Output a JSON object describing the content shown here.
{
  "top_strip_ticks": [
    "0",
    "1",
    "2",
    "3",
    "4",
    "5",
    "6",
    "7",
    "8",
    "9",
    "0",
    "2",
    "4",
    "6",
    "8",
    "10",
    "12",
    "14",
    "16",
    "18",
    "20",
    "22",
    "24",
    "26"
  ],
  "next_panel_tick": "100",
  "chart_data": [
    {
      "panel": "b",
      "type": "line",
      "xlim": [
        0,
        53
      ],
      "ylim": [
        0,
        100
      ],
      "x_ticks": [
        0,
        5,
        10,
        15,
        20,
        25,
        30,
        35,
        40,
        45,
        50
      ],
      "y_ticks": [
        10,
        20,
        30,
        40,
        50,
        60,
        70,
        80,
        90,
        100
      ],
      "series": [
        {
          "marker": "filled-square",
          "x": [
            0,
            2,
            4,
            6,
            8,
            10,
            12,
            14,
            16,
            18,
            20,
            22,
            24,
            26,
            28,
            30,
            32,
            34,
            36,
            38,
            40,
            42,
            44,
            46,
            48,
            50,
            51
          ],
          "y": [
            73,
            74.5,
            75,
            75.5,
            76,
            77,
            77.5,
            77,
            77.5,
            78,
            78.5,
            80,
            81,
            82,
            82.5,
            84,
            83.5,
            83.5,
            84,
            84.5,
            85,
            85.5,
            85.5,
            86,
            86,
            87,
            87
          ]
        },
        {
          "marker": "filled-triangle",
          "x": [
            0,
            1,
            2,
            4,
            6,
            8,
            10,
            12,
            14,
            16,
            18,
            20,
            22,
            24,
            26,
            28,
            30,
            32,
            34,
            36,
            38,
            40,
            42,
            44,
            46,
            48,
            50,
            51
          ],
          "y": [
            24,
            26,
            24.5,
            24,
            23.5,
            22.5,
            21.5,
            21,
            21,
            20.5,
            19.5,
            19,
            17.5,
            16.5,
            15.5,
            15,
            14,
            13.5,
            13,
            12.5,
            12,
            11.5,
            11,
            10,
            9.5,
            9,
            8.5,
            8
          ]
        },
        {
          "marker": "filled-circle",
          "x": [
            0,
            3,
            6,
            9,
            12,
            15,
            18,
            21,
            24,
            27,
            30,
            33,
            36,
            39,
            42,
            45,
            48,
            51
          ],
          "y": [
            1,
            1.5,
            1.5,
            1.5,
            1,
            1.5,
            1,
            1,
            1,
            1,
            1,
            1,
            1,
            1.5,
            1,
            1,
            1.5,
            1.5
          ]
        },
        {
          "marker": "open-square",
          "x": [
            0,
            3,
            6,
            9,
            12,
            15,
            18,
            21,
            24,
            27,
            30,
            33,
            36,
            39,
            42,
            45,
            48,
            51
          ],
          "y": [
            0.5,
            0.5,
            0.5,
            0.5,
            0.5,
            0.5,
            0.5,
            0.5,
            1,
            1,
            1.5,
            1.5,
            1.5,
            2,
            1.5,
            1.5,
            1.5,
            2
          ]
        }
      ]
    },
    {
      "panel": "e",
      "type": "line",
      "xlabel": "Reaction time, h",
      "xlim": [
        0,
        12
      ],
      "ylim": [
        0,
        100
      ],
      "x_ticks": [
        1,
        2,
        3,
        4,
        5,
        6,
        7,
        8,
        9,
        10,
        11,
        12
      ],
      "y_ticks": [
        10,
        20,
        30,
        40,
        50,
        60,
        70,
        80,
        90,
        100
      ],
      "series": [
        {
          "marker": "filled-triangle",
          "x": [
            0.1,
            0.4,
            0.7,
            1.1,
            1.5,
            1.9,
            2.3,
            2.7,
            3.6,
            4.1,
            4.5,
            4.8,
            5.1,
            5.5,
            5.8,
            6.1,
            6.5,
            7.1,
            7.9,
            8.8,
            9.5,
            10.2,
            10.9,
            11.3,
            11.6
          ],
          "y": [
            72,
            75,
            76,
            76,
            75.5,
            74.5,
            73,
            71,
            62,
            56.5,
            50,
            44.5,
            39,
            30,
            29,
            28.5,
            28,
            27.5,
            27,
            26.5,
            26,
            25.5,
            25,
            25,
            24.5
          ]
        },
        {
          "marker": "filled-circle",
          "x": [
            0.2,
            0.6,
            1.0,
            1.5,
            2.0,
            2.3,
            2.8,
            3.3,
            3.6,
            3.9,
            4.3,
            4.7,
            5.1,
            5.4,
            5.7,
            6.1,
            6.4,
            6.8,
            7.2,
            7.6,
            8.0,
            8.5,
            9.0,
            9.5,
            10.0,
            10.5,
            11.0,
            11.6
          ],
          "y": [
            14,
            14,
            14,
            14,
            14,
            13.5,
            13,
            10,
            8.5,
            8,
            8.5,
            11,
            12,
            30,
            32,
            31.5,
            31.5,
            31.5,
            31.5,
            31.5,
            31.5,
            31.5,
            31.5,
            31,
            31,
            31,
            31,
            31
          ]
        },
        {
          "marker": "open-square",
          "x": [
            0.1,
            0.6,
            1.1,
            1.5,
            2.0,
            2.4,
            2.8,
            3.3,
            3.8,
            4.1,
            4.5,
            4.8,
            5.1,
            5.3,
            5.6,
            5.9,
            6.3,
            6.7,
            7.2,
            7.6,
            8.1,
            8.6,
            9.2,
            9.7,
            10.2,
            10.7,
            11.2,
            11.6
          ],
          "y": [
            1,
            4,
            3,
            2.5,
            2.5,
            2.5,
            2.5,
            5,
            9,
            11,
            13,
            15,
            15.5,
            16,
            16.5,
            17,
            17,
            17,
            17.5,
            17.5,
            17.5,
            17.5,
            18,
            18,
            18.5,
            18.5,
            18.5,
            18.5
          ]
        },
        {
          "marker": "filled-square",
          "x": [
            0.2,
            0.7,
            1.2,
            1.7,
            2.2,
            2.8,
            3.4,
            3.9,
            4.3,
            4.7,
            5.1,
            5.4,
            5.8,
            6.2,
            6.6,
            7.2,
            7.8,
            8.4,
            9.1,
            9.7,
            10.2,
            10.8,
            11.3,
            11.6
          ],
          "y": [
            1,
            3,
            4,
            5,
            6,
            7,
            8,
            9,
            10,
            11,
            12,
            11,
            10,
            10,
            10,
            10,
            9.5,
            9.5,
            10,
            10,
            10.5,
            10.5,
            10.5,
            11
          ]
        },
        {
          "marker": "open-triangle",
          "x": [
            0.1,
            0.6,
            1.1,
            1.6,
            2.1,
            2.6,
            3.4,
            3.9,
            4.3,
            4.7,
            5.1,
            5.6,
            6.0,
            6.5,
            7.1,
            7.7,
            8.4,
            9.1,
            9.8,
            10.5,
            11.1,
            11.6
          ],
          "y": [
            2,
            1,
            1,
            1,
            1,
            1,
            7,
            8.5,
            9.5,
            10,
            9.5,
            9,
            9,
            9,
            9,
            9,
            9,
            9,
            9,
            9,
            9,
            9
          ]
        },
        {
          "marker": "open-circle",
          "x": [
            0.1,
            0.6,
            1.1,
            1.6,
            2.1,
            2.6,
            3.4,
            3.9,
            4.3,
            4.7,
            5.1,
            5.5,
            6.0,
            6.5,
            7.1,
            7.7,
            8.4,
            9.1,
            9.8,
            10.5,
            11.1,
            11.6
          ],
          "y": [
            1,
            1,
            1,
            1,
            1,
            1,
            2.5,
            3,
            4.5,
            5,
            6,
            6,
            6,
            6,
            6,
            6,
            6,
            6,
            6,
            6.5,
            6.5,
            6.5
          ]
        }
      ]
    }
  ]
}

Exercise instructions: All of the entries above must be quoted exactly.

Answer to this exercise:
Output a JSON object describing the content shown here.
{
  "top_strip_ticks": [
    "0",
    "1",
    "2",
    "3",
    "4",
    "5",
    "6",
    "7",
    "8",
    "9",
    "0",
    "2",
    "4",
    "6",
    "8",
    "10",
    "12",
    "14",
    "16",
    "18",
    "20",
    "22",
    "24",
    "26"
  ],
  "next_panel_tick": "100",
  "chart_data": [
    {
      "panel": "b",
      "type": "line",
      "xlim": [
        0,
        53
      ],
      "ylim": [
        0,
        100
      ],
      "x_ticks": [
        0,
        5,
        10,
        15,
        20,
        25,
        30,
        35,
        40,
        45,
        50
      ],
      "y_ticks": [
        10,
        20,
        30,
        40,
        50,
        60,
        70,
        80,
        90,
        100
      ],
      "series": [
        {
          "marker": "filled-square",
          "x": [
            0,
            2,
            4,
            6,
            8,
            10,
            12,
            14,
            16,
            18,
            20,
            22,
            24,
            26,
            28,
            30,
            32,
            34,
            36,
            38,
            40,
            42,
            44,
            46,
            48,
            50,
            51
          ],
          "y": [
            73,
            74.5,
            75,
            75.5,
            76,
            77,
            77.5,
            77,
            77.5,
            78,
            78.5,
            80,
            81,
            82,
            82.5,
            84,
            83.5,
            83.5,
            84,
            84.5,
            85,
            85.5,
            85.5,
            86,
            86,
            87,
            87
          ]
        },
        {
          "marker": "filled-triangle",
          "x": [
            0,
            1,
            2,
            4,
            6,
            8,
            10,
            12,
            14,
            16,
            18,
            20,
            22,
            24,
            26,
            28,
            30,
            32,
            34,
            36,
            38,
            40,
            42,
            44,
            46,
            48,
            50,
            51
          ],
          "y": [
            24,
            26,
            24.5,
            24,
            23.5,
            22.5,
            21.5,
            21,
            21,
            20.5,
            19.5,
            19,
            17.5,
            16.5,
            15.5,
            15,
            14,
            13.5,
            13,
            12.5,
            12,
            11.5,
            11,
            10,
            9.5,
            9,
            8.5,
            8
          ]
        },
        {
          "marker": "filled-circle",
          "x": [
            0,
            3,
            6,
            9,
            12,
            15,
            18,
            21,
            24,
            27,
            30,
            33,
            36,
            39,
            42,
            45,
            48,
            51
          ],
          "y": [
            1,
            1.5,
            1.5,
            1.5,
            1,
            1.5,
            1,
            1,
            1,
            1,
            1,
            1,
            1,
            1.5,
            1,
            1,
            1.5,
            1.5
          ]
        },
        {
          "marker": "open-square",
          "x": [
            0,
            3,
            6,
            9,
            12,
            15,
            18,
            21,
            24,
            27,
            30,
            33,
            36,
            39,
            42,
            45,
            48,
            51
          ],
          "y": [
            0.5,
            0.5,
            0.5,
            0.5,
            0.5,
            0.5,
            0.5,
            0.5,
            1,
            1,
            1.5,
            1.5,
            1.5,
            2,
            1.5,
            1.5,
            1.5,
            2
          ]
        }
      ]
    },
    {
      "panel": "e",
      "type": "line",
      "xlabel": "Reaction time, h",
      "xlim": [
        0,
        12
      ],
      "ylim": [
        0,
        100
      ],
      "x_ticks": [
        1,
        2,
        3,
        4,
        5,
        6,
        7,
        8,
        9,
        10,
        11,
        12
      ],
      "y_ticks": [
        10,
        20,
        30,
        40,
        50,
        60,
        70,
        80,
        90,
        100
      ],
      "series": [
        {
          "marker": "filled-triangle",
          "x": [
            0.1,
            0.4,
            0.7,
            1.1,
            1.5,
            1.9,
            2.3,
            2.7,
            3.6,
            4.1,
            4.5,
            4.8,
            5.1,
            5.5,
            5.8,
            6.1,
            6.5,
            7.1,
            7.9,
            8.8,
            9.5,
            10.2,
            10.9,
            11.3,
            11.6
          ],
          "y": [
            72,
            75,
            76,
            76,
            75.5,
            74.5,
            73,
            71,
            62,
            56.5,
            50,
            44.5,
            39,
            30,
            29,
            28.5,
            28,
            27.5,
            27,
            26.5,
            26,
            25.5,
            25,
            25,
            24.5
          ]
        },
        {
          "marker": "filled-circle",
          "x": [
            0.2,
            0.6,
            1.0,
            1.5,
            2.0,
            2.3,
            2.8,
            3.3,
            3.6,
            3.9,
            4.3,
            4.7,
            5.1,
            5.4,
            5.7,
            6.1,
            6.4,
            6.8,
            7.2,
            7.6,
            8.0,
            8.5,
            9.0,
            9.5,
            10.0,
            10.5,
            11.0,
            11.6
          ],
          "y": [
            14,
            14,
            14,
            14,
            14,
            13.5,
            13,
            10,
            8.5,
            8,
            8.5,
            11,
            12,
            30,
            32,
            31.5,
            31.5,
            31.5,
            31.5,
            31.5,
            31.5,
            31.5,
            31.5,
            31,
            31,
            31,
            31,
            31
          ]
        },
        {
          "marker": "open-square",
          "x": [
            0.1,
            0.6,
            1.1,
            1.5,
            2.0,
            2.4,
            2.8,
            3.3,
            3.8,
            4.1,
            4.5,
            4.8,
            5.1,
            5.3,
            5.6,
            5.9,
            6.3,
            6.7,
            7.2,
            7.6,
            8.1,
            8.6,
            9.2,
            9.7,
            10.2,
            10.7,
            11.2,
            11.6
          ],
          "y": [
            1,
            4,
            3,
            2.5,
            2.5,
            2.5,
            2.5,
            5,
            9,
            11,
            13,
            15,
            15.5,
            16,
            16.5,
            17,
            17,
            17,
            17.5,
            17.5,
            17.5,
            17.5,
            18,
            18,
            18.5,
            18.5,
            18.5,
            18.5
          ]
        },
        {
          "marker": "filled-square",
          "x": [
            0.2,
            0.7,
            1.2,
            1.7,
            2.2,
            2.8,
            3.4,
            3.9,
            4.3,
            4.7,
            5.1,
            5.4,
            5.8,
            6.2,
            6.6,
            7.2,
            7.8,
            8.4,
            9.1,
            9.7,
            10.2,
            10.8,
            11.3,
            11.6
          ],
          "y": [
            1,
            3,
            4,
            5,
            6,
            7,
            8,
            9,
            10,
            11,
            12,
            11,
            10,
            10,
            10,
            10,
            9.5,
            9.5,
            10,
            10,
            10.5,
            10.5,
            10.5,
            11
          ]
        },
        {
          "marker": "open-triangle",
          "x": [
            0.1,
            0.6,
            1.1,
            1.6,
            2.1,
            2.6,
            3.4,
            3.9,
            4.3,
            4.7,
            5.1,
            5.6,
            6.0,
            6.5,
            7.1,
            7.7,
            8.4,
            9.1,
            9.8,
            10.5,
            11.1,
            11.6
          ],
          "y": [
            2,
            1,
            1,
            1,
            1,
            1,
            7,
            8.5,
            9.5,
            10,
            9.5,
            9,
            9,
            9,
            9,
            9,
            9,
            9,
            9,
            9,
            9,
            9
          ]
        },
        {
          "marker": "open-circle",
          "x": [
            0.1,
            0.6,
            1.1,
            1.6,
            2.1,
            2.6,
            3.4,
            3.9,
            4.3,
            4.7,
            5.1,
            5.5,
            6.0,
            6.5,
            7.1,
            7.7,
            8.4,
            9.1,
            9.8,
            10.5,
            11.1,
            11.6
          ],
          "y": [
            1,
            1,
            1,
            1,
            1,
            1,
            2.5,
            3,
            4.5,
            5,
            6,
            6,
            6,
            6,
            6,
            6,
            6,
            6,
            6,
            6.5,
            6.5,
            6.5
          ]
        }
      ]
    }
  ]
}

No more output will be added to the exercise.